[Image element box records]
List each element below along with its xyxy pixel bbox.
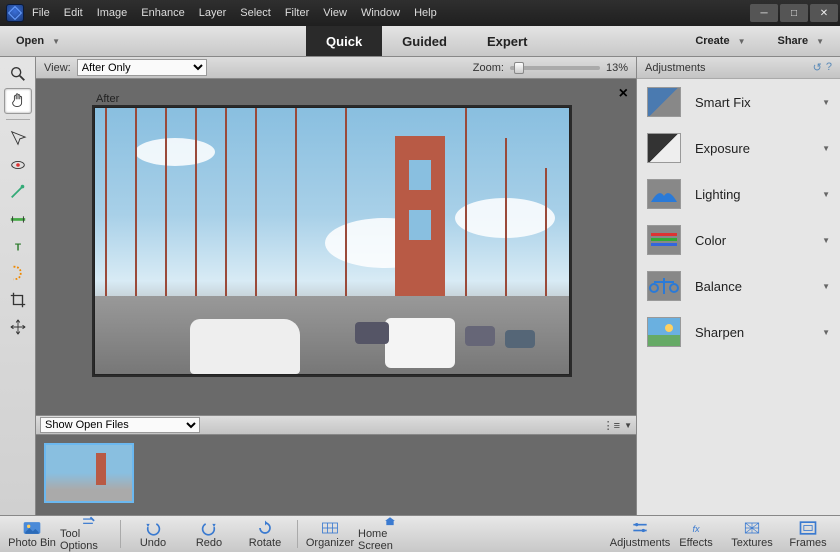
whiten-teeth-tool[interactable]	[4, 179, 32, 205]
app-icon	[6, 4, 24, 22]
mode-tabs: Quick Guided Expert	[306, 26, 547, 56]
view-label: View:	[44, 62, 71, 74]
exposure-icon	[647, 133, 681, 163]
color-icon	[647, 225, 681, 255]
right-panel: Adjustments ↺ ? Smart Fix▼ Exposure▼ Lig…	[636, 57, 840, 515]
view-bar: View: After Only Zoom: 13%	[36, 57, 636, 79]
maximize-button[interactable]: □	[780, 4, 808, 22]
window-controls: ─ □ ✕	[750, 4, 840, 22]
after-label: After	[96, 93, 620, 105]
help-icon[interactable]: ?	[826, 61, 832, 74]
menu-select[interactable]: Select	[240, 7, 271, 19]
tab-guided[interactable]: Guided	[382, 26, 467, 56]
adjustment-exposure[interactable]: Exposure▼	[637, 125, 840, 171]
redeye-tool[interactable]	[4, 152, 32, 178]
menu-file[interactable]: File	[32, 7, 50, 19]
adjustments-header: Adjustments ↺ ?	[637, 57, 840, 79]
rotate-button[interactable]: Rotate	[237, 516, 293, 552]
sharpen-icon	[647, 317, 681, 347]
zoom-tool[interactable]	[4, 61, 32, 87]
chevron-down-icon: ▼	[738, 37, 746, 46]
bin-options-icon[interactable]: ⋮≡	[603, 419, 620, 432]
chevron-down-icon[interactable]: ▼	[624, 421, 632, 430]
document-preview[interactable]	[94, 107, 570, 375]
menu-filter[interactable]: Filter	[285, 7, 309, 19]
mode-bar: Open▼ Quick Guided Expert Create▼ Share▼	[0, 26, 840, 57]
tab-quick[interactable]: Quick	[306, 26, 382, 56]
lighting-icon	[647, 179, 681, 209]
share-button[interactable]: Share▼	[762, 26, 840, 56]
zoom-value: 13%	[606, 62, 628, 74]
straighten-tool[interactable]	[4, 206, 32, 232]
menu-bar: File Edit Image Enhance Layer Select Fil…	[32, 7, 437, 19]
adjustment-sharpen[interactable]: Sharpen▼	[637, 309, 840, 355]
menu-image[interactable]: Image	[97, 7, 128, 19]
move-tool[interactable]	[4, 314, 32, 340]
spot-heal-tool[interactable]	[4, 260, 32, 286]
titlebar: File Edit Image Enhance Layer Select Fil…	[0, 0, 840, 26]
close-document-button[interactable]: ×	[619, 85, 628, 103]
close-window-button[interactable]: ✕	[810, 4, 838, 22]
adjustment-smart-fix[interactable]: Smart Fix▼	[637, 79, 840, 125]
balance-icon	[647, 271, 681, 301]
open-button[interactable]: Open▼	[0, 26, 76, 56]
canvas-area: View: After Only Zoom: 13% × After	[36, 57, 636, 515]
photo-bin	[36, 435, 636, 515]
textures-button[interactable]: Textures	[724, 516, 780, 552]
tab-expert[interactable]: Expert	[467, 26, 547, 56]
organizer-button[interactable]: Organizer	[302, 516, 358, 552]
effects-button[interactable]: fx Effects	[668, 516, 724, 552]
left-toolbar: T	[0, 57, 36, 515]
chevron-down-icon: ▼	[816, 37, 824, 46]
crop-tool[interactable]	[4, 287, 32, 313]
chevron-down-icon: ▼	[52, 37, 60, 46]
menu-view[interactable]: View	[323, 7, 347, 19]
adjustment-lighting[interactable]: Lighting▼	[637, 171, 840, 217]
minimize-button[interactable]: ─	[750, 4, 778, 22]
photo-bin-bar: Show Open Files ⋮≡ ▼	[36, 415, 636, 435]
undo-button[interactable]: Undo	[125, 516, 181, 552]
svg-text:T: T	[14, 243, 20, 254]
home-screen-button[interactable]: Home Screen	[358, 516, 422, 552]
svg-text:fx: fx	[692, 524, 700, 534]
create-button[interactable]: Create▼	[679, 26, 761, 56]
frames-button[interactable]: Frames	[780, 516, 836, 552]
content: T View: After Only Zoom: 13% × After	[0, 57, 840, 515]
quick-select-tool[interactable]	[4, 125, 32, 151]
zoom-label: Zoom:	[473, 62, 504, 74]
text-tool[interactable]: T	[4, 233, 32, 259]
zoom-slider[interactable]	[510, 66, 600, 70]
menu-layer[interactable]: Layer	[199, 7, 227, 19]
redo-button[interactable]: Redo	[181, 516, 237, 552]
bin-dropdown[interactable]: Show Open Files	[40, 417, 200, 433]
tool-options-button[interactable]: Tool Options	[60, 516, 116, 552]
adjustments-button[interactable]: Adjustments	[612, 516, 668, 552]
menu-help[interactable]: Help	[414, 7, 437, 19]
hand-tool[interactable]	[4, 88, 32, 114]
adjustment-color[interactable]: Color▼	[637, 217, 840, 263]
menu-edit[interactable]: Edit	[64, 7, 83, 19]
menu-enhance[interactable]: Enhance	[141, 7, 184, 19]
menu-window[interactable]: Window	[361, 7, 400, 19]
reset-icon[interactable]: ↺	[813, 61, 822, 74]
bottom-bar: Photo Bin Tool Options Undo Redo Rotate …	[0, 515, 840, 552]
adjustment-balance[interactable]: Balance▼	[637, 263, 840, 309]
thumbnail[interactable]	[44, 443, 134, 503]
smart-fix-icon	[647, 87, 681, 117]
view-select[interactable]: After Only	[77, 59, 207, 76]
photo-bin-button[interactable]: Photo Bin	[4, 516, 60, 552]
canvas-main: × After	[36, 79, 636, 415]
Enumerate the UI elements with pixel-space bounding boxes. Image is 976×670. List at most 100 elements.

→ **OBJECTIVE**
Find each line in the material above that contains the string "Expert" and copy those lines in full.

→ **PROBLEM SOLUTION**
mode-tabs: Quick Guided Expert	[306, 26, 547, 56]
mode-bar: Open▼ Quick Guided Expert Create▼ Share▼	[0, 26, 840, 57]
tab-expert[interactable]: Expert	[467, 26, 547, 56]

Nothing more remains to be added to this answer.